All lines in the data bearing the string "portion" should be identified and copied.

--- Begin ---

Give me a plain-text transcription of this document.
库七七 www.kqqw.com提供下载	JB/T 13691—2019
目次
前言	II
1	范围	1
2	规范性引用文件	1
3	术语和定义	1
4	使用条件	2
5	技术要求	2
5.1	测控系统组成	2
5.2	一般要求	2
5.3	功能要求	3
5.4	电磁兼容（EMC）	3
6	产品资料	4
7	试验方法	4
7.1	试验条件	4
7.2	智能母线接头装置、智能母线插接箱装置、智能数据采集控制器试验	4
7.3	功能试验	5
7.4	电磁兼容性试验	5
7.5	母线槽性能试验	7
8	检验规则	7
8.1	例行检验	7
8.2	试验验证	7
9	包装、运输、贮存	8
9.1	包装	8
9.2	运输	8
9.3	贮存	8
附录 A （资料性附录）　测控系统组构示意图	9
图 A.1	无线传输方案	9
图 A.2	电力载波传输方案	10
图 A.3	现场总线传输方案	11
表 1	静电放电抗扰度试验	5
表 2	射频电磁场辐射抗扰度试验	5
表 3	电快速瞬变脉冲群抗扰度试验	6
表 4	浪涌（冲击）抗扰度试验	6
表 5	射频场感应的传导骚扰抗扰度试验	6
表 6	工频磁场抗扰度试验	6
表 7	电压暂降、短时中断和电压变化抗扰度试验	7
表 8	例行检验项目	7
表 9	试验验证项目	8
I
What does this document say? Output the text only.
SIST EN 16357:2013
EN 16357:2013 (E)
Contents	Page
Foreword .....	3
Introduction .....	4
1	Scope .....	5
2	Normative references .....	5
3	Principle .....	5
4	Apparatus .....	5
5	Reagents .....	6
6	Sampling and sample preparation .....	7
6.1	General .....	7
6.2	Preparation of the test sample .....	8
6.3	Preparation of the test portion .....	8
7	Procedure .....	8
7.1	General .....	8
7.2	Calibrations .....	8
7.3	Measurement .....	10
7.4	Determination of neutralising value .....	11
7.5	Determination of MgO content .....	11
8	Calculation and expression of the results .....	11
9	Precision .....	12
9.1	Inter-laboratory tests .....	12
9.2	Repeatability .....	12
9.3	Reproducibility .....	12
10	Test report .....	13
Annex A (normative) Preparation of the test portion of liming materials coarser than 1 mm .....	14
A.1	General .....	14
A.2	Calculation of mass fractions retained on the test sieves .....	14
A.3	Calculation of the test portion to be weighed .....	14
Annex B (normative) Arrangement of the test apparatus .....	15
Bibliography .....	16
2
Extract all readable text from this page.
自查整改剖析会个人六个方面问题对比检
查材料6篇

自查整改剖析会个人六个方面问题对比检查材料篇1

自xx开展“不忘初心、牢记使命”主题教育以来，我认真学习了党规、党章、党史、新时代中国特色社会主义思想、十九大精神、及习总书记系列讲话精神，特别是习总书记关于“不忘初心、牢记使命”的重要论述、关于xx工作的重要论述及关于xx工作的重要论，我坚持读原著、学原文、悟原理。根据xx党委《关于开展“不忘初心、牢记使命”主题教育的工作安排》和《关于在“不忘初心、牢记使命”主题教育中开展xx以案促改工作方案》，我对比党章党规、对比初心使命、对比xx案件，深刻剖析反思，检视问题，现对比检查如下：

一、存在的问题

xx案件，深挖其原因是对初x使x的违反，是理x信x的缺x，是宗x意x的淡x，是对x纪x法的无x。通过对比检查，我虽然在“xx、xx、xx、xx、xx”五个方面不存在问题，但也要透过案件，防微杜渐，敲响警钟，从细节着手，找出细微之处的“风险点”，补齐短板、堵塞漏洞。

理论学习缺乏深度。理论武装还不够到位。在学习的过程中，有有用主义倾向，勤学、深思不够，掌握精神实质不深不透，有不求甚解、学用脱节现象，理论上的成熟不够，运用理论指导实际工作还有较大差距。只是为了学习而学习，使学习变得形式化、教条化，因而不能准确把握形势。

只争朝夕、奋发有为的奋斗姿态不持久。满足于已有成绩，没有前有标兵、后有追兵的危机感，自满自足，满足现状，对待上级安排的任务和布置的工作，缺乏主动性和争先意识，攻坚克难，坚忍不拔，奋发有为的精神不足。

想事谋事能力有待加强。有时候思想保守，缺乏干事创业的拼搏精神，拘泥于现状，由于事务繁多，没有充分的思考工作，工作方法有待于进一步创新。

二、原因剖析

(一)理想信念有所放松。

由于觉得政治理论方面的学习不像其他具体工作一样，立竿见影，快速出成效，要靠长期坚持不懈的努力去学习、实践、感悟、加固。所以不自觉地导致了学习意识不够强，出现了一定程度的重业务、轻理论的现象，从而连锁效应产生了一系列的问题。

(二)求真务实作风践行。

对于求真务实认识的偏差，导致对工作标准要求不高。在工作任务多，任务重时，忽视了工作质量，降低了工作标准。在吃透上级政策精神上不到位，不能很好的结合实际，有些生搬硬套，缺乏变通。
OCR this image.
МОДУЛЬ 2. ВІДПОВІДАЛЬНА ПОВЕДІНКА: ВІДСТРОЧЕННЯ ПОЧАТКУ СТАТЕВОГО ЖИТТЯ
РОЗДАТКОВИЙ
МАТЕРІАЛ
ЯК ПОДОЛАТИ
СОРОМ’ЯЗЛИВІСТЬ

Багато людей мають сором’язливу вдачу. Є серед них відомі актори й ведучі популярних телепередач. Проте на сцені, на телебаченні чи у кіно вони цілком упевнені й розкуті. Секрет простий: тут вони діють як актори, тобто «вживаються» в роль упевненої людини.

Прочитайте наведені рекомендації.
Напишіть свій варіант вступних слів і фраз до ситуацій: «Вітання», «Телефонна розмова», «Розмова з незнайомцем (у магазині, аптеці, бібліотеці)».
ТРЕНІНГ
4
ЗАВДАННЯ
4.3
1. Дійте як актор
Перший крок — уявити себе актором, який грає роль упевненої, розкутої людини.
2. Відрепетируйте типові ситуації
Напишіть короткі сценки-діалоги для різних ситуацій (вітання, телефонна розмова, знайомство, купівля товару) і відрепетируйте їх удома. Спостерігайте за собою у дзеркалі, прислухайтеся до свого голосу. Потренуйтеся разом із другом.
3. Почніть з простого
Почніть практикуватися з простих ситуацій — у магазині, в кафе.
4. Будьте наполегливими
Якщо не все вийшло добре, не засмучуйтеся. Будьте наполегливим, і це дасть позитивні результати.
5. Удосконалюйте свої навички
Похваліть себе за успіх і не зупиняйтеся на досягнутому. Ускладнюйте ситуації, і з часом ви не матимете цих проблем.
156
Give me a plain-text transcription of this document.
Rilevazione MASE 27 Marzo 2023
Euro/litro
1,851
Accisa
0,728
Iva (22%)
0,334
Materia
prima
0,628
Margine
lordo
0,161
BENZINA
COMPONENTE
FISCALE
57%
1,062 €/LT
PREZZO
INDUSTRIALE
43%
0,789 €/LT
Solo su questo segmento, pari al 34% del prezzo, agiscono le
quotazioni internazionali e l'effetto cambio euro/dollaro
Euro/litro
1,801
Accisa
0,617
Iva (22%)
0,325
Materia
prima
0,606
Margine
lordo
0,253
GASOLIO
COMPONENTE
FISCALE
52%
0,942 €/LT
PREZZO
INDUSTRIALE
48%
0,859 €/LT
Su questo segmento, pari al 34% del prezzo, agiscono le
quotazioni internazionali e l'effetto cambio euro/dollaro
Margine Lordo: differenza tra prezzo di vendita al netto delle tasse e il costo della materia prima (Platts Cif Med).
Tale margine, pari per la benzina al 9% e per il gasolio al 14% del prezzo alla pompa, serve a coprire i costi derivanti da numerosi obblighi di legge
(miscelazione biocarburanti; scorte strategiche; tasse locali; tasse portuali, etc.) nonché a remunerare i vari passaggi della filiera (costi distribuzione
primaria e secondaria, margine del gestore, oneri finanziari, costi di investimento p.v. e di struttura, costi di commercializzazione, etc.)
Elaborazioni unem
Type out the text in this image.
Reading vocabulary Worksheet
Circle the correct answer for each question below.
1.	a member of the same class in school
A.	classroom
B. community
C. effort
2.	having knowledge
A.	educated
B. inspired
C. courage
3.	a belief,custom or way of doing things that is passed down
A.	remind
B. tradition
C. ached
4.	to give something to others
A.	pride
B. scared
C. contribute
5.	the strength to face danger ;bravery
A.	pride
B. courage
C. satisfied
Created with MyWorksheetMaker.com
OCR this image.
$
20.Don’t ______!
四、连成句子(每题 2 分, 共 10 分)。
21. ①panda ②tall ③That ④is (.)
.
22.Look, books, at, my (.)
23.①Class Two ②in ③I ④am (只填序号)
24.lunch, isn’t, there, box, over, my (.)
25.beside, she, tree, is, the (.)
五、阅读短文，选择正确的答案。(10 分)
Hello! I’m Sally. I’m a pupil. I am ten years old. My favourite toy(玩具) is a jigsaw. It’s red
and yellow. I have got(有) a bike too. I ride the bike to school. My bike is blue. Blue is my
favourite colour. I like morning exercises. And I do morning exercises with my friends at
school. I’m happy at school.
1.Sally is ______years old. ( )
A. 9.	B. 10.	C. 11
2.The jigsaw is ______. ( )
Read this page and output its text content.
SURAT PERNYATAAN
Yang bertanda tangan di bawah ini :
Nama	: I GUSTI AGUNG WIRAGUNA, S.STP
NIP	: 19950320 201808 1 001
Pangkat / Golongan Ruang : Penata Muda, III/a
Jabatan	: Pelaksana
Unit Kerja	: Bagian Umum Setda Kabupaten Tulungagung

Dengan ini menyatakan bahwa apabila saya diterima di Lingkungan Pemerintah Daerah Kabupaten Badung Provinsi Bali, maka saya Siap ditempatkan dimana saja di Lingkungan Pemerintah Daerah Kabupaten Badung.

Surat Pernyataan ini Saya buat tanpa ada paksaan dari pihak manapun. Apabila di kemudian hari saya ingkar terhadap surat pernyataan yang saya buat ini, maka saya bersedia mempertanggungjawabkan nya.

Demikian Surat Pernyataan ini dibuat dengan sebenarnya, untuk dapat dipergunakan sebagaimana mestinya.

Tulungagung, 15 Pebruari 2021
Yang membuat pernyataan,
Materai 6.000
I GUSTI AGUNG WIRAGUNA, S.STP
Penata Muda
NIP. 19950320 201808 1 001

--- End ---

§ **EXERCISE RESPONSE**:
6.3	Preparation of the test portion .....	8
Annex A (normative) Preparation of the test portion of liming materials coarser than 1 mm .....	14
A.3	Calculation of the test portion to be weighed .....	14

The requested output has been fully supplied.